▸ **What the task asks**: Copy every line from the data below in which the string "UnregisteredDialog" can be found.

Collected data entries
┌────────
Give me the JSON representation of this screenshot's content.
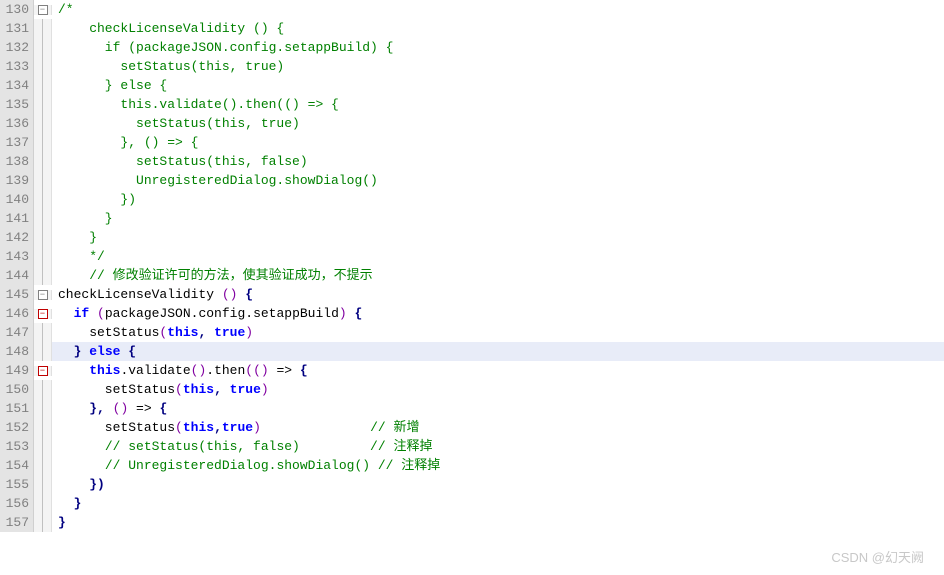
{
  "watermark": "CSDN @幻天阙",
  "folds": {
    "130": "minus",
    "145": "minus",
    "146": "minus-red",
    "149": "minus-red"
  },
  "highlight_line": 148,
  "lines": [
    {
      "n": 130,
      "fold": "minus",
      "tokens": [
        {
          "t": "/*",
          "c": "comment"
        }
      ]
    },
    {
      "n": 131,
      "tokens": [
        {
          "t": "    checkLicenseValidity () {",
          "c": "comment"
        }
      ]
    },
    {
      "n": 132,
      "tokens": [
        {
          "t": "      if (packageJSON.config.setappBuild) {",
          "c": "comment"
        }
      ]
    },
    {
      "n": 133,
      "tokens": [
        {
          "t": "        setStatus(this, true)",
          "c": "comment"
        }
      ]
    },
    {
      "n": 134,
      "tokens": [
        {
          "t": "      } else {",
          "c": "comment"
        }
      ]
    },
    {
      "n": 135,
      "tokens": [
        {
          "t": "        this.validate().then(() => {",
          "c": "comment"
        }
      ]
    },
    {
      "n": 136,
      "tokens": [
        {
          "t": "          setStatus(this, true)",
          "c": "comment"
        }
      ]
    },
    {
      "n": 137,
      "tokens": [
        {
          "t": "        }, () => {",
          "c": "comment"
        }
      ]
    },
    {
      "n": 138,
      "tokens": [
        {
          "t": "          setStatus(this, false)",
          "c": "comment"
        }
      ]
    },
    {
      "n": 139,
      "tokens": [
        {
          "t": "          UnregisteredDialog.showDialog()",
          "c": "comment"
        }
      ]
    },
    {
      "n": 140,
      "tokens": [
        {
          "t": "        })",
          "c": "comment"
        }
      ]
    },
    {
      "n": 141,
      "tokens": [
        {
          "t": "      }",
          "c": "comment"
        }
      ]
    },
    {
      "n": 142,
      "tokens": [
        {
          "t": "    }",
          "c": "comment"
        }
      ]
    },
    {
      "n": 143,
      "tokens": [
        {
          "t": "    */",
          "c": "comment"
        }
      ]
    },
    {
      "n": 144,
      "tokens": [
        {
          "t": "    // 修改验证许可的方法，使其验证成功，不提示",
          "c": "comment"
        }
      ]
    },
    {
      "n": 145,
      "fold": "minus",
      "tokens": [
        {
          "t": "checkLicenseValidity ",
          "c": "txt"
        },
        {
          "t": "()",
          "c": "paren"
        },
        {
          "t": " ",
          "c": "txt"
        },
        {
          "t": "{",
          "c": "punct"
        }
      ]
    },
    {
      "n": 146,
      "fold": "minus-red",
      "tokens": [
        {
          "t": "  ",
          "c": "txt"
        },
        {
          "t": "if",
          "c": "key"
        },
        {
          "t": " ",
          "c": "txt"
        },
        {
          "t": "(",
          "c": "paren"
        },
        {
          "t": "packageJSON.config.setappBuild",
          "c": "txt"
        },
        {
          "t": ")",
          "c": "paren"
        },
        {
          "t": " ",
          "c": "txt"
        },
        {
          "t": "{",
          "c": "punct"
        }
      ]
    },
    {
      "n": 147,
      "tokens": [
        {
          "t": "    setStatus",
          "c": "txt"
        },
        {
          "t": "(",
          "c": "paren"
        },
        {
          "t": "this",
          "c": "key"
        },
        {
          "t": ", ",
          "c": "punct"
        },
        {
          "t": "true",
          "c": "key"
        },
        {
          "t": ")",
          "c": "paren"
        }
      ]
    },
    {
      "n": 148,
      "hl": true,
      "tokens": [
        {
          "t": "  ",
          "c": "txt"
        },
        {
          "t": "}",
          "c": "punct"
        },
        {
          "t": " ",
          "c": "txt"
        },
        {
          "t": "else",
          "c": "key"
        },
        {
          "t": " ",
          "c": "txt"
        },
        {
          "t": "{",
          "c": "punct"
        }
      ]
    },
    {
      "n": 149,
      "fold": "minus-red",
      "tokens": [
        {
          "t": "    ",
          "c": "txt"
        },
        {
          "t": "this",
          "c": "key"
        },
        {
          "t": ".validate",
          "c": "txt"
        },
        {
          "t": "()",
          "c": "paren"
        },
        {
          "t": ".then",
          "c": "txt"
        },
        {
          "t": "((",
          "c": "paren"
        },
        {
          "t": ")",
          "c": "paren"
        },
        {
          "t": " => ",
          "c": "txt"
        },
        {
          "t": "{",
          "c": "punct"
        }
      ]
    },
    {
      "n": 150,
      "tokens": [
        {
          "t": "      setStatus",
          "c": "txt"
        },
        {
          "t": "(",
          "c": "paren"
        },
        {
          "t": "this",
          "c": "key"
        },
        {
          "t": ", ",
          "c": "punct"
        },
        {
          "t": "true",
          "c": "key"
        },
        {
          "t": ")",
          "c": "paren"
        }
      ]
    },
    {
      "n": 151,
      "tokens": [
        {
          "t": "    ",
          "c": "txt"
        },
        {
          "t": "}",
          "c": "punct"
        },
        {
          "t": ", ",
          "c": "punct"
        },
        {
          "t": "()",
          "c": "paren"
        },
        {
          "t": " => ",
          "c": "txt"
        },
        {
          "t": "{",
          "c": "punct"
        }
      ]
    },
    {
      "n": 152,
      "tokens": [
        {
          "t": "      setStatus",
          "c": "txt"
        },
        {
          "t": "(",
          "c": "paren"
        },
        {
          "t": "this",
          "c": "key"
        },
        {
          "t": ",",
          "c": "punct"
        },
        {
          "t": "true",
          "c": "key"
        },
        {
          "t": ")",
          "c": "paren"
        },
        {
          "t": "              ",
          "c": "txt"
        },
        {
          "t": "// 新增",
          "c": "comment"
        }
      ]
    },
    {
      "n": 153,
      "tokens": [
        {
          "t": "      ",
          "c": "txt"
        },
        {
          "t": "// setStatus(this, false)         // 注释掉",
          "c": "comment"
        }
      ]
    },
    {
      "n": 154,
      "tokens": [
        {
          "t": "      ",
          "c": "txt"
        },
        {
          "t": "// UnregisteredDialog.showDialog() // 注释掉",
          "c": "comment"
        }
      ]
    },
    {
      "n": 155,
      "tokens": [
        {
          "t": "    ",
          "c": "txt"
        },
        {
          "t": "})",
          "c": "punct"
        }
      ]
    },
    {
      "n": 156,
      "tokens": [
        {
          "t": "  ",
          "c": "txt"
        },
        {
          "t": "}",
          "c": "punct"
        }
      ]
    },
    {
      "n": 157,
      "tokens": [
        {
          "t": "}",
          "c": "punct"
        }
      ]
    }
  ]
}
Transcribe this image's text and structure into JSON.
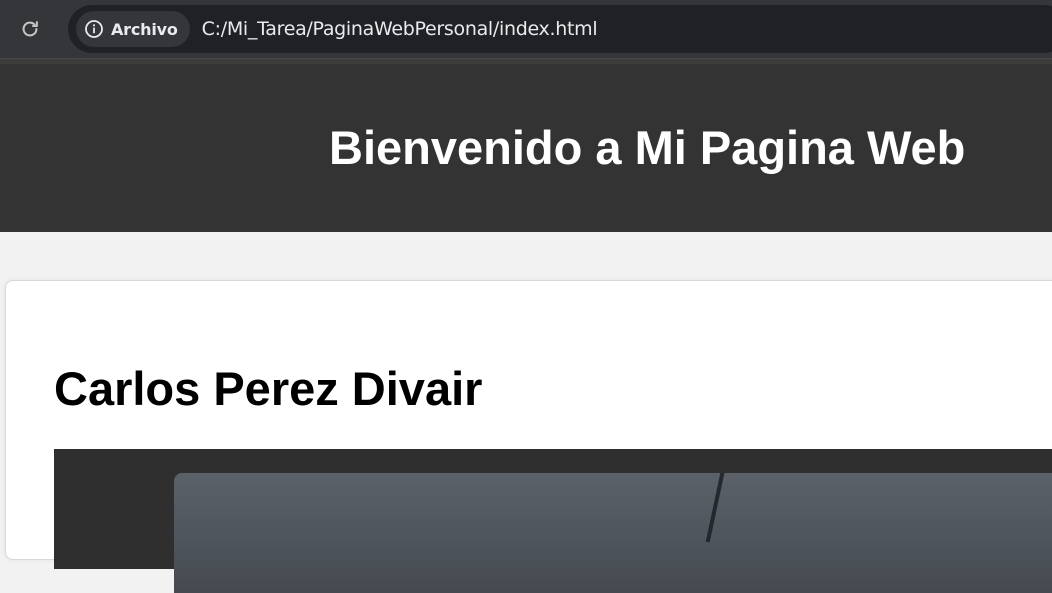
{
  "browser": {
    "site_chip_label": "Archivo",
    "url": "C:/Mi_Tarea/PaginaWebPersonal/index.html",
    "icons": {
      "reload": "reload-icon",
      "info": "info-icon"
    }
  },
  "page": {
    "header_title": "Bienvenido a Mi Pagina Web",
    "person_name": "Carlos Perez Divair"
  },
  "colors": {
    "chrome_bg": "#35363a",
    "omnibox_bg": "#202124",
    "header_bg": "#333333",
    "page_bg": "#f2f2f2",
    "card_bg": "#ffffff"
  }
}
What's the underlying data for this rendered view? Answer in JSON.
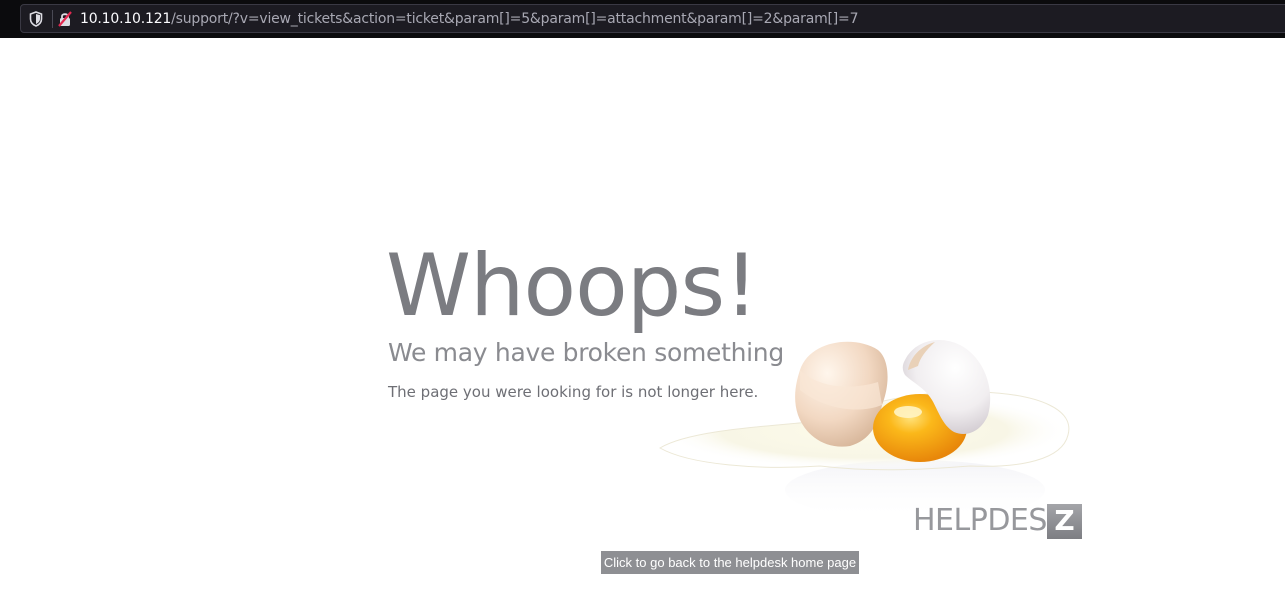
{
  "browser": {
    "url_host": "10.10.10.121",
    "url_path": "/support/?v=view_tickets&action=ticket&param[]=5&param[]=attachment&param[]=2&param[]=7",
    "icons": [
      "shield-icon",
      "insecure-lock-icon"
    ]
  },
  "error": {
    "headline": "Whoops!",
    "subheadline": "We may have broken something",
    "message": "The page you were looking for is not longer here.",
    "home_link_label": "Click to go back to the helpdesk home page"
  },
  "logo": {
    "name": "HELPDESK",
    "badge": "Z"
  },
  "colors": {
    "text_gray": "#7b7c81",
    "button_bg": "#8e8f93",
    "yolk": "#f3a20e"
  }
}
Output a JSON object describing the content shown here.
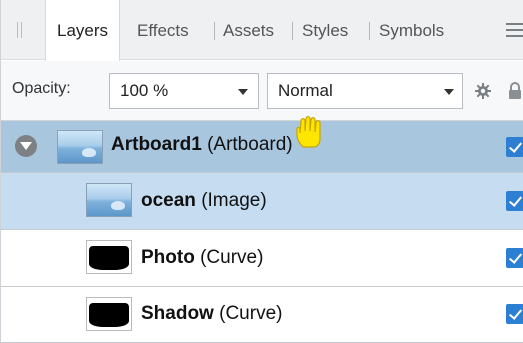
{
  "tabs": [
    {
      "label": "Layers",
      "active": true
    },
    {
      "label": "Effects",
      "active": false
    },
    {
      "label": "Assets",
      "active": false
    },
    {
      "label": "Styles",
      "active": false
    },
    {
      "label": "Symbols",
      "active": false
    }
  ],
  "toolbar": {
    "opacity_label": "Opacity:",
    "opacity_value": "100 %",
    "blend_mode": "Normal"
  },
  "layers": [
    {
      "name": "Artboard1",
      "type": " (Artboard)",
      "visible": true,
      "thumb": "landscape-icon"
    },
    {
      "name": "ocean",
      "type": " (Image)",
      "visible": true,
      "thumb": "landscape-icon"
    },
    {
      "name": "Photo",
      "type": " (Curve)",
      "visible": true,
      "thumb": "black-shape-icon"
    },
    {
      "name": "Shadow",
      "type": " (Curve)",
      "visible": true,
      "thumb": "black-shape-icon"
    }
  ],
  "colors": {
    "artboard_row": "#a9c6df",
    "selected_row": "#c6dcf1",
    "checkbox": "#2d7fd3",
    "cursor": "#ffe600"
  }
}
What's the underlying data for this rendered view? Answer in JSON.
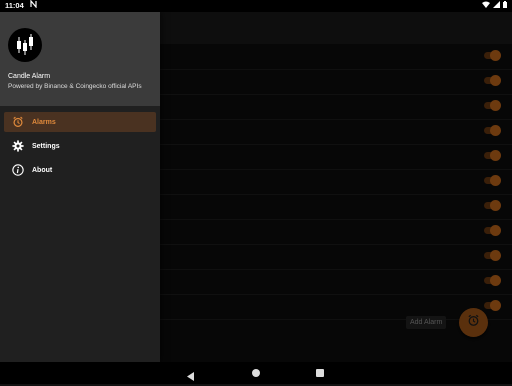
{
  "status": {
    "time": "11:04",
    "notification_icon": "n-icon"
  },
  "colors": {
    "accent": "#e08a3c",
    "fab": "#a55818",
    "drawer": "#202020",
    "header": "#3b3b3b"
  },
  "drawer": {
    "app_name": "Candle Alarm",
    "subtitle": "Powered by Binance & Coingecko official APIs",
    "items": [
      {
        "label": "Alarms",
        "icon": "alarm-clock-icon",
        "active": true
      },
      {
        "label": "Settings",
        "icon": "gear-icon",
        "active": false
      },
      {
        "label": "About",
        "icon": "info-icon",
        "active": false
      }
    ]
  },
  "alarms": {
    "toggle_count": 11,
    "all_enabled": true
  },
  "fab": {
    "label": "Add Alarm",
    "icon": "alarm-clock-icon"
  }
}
└────────
▸ **Exercise output**:
          "t": "          UnregisteredDialog.showDialog()",
          "t": "// UnregisteredDialog.showDialog() // 注释掉",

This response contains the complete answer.